**What you need to do**
Keep only those lines of the records that include the string "thinkpad".

Rows from a dataset
---------------
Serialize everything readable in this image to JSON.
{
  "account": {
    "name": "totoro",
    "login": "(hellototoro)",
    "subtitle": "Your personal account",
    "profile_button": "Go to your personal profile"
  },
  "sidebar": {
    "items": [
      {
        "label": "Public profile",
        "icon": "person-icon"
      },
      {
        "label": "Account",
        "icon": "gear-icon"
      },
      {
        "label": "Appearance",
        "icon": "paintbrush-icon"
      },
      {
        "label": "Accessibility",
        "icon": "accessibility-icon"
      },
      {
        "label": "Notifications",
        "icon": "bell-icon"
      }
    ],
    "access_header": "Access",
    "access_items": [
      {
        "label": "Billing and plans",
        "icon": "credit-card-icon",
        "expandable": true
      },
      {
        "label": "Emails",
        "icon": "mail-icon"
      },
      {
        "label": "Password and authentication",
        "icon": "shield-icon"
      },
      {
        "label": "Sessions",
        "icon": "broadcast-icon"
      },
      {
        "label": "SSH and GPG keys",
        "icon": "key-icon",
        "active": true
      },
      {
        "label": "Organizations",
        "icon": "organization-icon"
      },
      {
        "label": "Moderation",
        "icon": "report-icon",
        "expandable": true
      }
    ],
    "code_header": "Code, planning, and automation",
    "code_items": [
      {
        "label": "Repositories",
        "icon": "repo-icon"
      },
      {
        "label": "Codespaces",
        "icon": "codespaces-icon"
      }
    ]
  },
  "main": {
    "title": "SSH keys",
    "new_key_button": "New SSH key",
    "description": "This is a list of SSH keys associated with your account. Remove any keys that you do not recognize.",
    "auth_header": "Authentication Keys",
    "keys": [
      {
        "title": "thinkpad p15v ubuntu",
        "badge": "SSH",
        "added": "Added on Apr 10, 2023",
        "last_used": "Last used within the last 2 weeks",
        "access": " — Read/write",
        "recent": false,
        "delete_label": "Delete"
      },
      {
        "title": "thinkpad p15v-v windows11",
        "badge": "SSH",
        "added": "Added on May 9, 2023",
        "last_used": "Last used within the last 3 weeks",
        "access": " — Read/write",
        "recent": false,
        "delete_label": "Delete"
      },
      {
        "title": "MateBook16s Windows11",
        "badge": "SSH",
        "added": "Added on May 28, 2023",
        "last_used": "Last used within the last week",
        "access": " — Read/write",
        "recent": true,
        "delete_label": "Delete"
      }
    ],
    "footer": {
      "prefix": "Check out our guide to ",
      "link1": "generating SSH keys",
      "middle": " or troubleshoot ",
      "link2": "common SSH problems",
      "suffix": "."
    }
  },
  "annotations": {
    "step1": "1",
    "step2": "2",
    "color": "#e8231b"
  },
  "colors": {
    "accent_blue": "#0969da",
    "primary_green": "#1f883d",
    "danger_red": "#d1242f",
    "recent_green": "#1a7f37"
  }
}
---------------
**Reply to the exercise**
        "title": "thinkpad p15v ubuntu",
        "title": "thinkpad p15v-v windows11",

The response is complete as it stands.